◆ Source material:
════════════════
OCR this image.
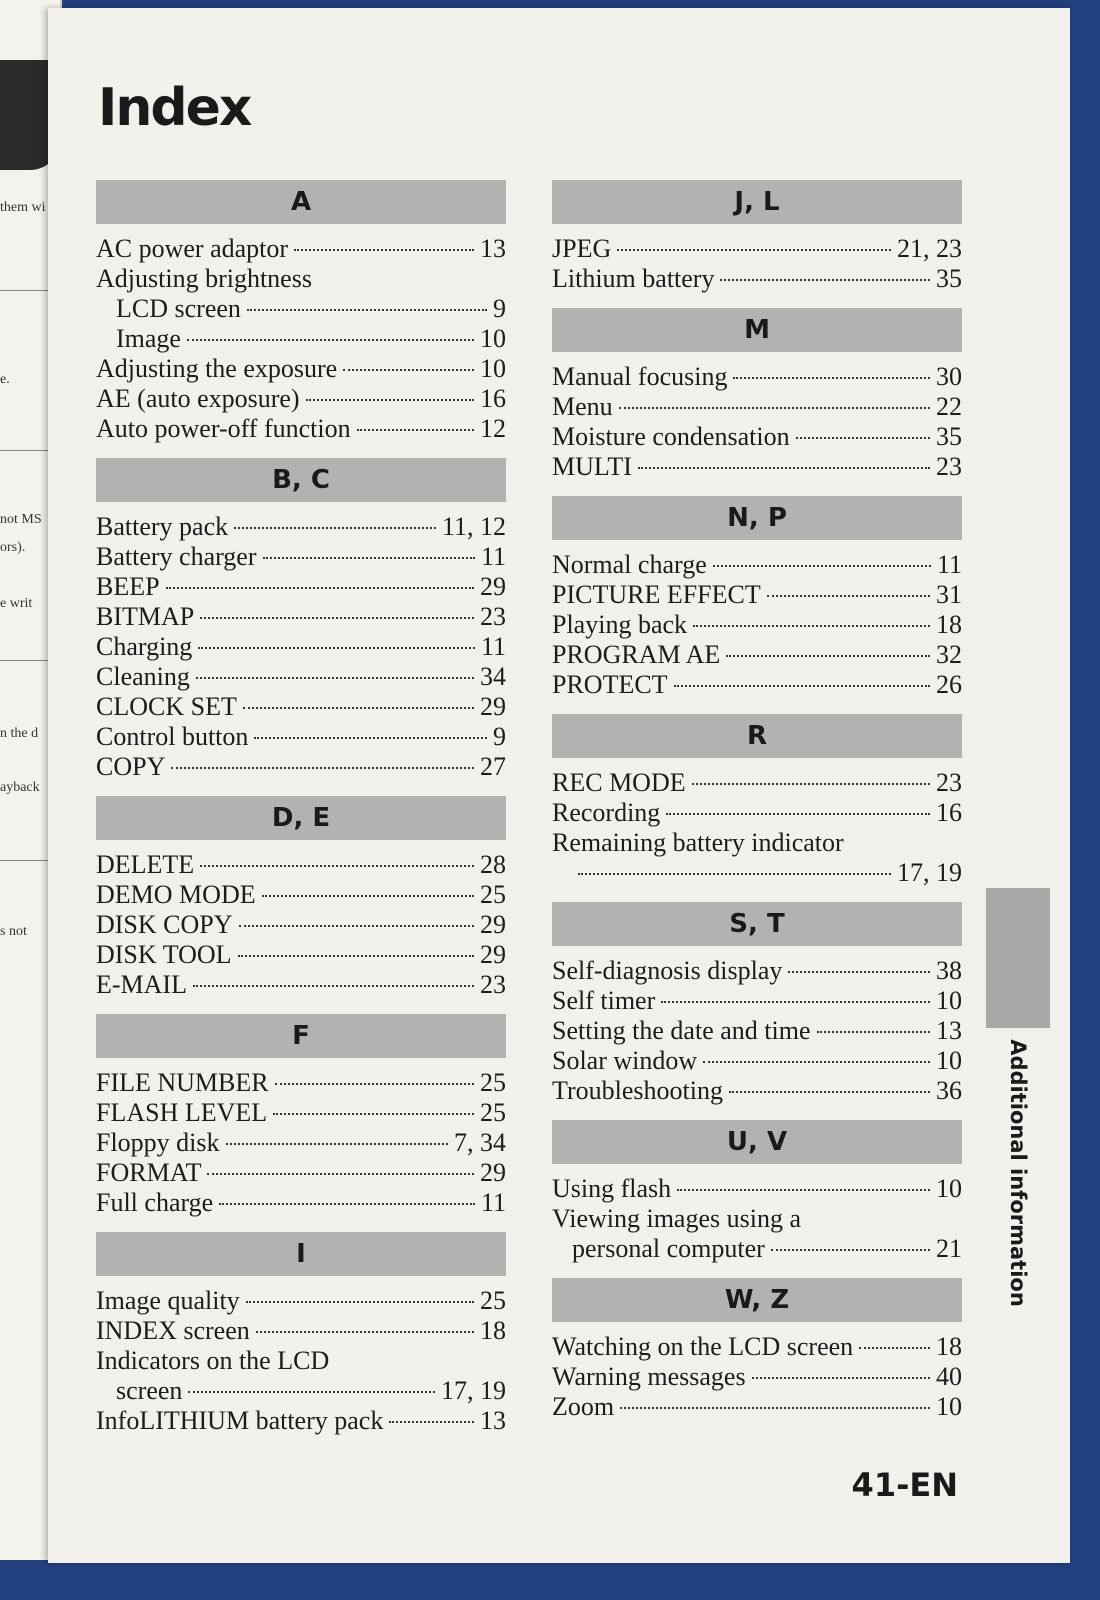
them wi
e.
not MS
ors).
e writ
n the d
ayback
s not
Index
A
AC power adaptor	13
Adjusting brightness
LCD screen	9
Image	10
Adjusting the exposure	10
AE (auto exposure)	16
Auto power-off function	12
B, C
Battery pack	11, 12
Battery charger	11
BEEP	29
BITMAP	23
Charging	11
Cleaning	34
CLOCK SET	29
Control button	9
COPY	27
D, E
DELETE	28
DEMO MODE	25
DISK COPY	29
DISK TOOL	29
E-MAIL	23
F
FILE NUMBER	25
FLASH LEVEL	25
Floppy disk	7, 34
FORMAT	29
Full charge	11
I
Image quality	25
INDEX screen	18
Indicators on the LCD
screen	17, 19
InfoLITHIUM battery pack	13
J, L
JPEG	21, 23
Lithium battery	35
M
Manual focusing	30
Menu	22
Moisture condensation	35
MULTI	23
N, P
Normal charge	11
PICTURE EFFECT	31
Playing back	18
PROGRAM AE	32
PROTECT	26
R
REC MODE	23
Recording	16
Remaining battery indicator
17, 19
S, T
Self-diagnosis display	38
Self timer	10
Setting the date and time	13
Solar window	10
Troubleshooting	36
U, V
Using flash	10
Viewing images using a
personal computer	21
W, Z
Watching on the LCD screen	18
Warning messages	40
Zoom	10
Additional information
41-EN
════════════════
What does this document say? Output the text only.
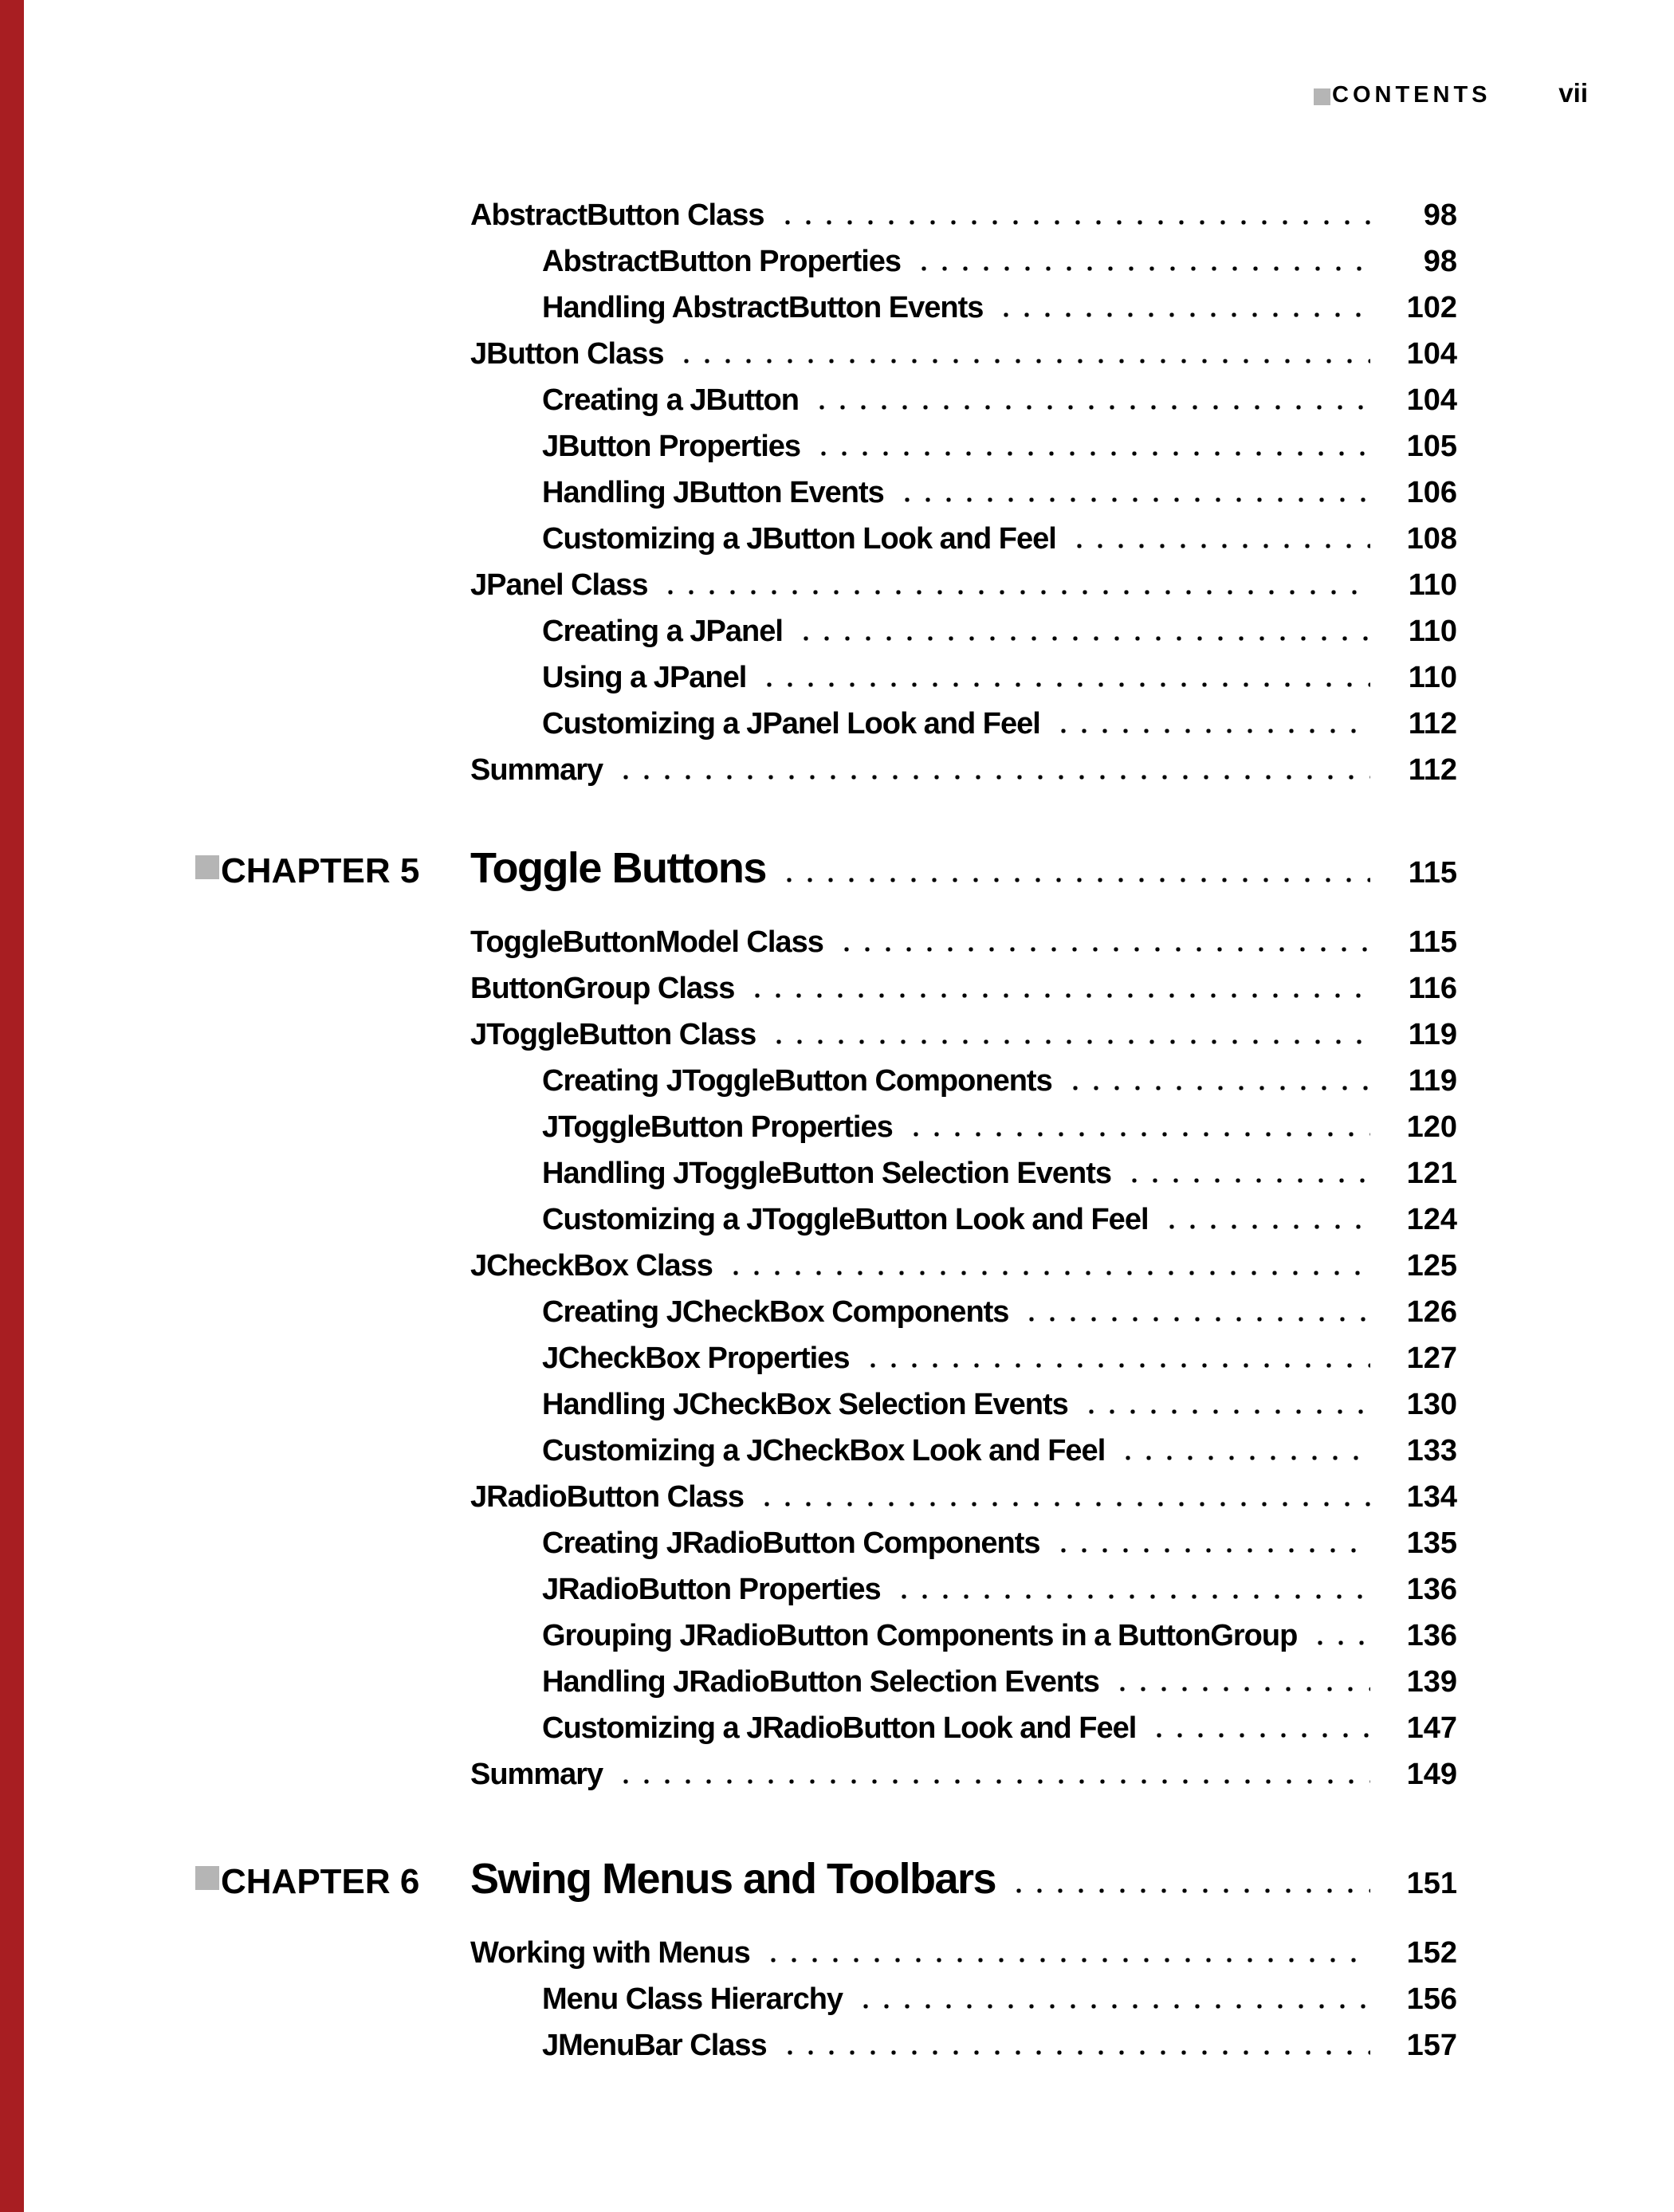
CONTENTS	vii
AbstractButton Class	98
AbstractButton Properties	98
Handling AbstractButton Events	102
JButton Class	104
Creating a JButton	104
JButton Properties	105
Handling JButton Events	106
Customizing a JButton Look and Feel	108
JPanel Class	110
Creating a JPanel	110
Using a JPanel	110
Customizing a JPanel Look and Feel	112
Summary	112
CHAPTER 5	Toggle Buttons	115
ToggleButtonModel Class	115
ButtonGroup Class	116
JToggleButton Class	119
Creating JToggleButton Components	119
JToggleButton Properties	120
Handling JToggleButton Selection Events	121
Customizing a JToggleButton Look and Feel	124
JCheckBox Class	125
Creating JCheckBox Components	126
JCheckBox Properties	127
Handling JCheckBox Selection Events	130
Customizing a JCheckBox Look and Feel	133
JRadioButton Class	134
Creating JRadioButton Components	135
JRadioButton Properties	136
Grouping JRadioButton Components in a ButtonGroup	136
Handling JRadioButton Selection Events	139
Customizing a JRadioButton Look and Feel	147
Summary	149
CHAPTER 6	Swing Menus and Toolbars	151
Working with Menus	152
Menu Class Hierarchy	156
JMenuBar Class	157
════════════════
◆ Task directions:
Collect the complete line wherever the string "Look" appears in the records.

◆ Answer to the problem:
Customizing a JButton Look and Feel	108
Customizing a JPanel Look and Feel	112
Customizing a JToggleButton Look and Feel	124
Customizing a JCheckBox Look and Feel	133
Customizing a JRadioButton Look and Feel	147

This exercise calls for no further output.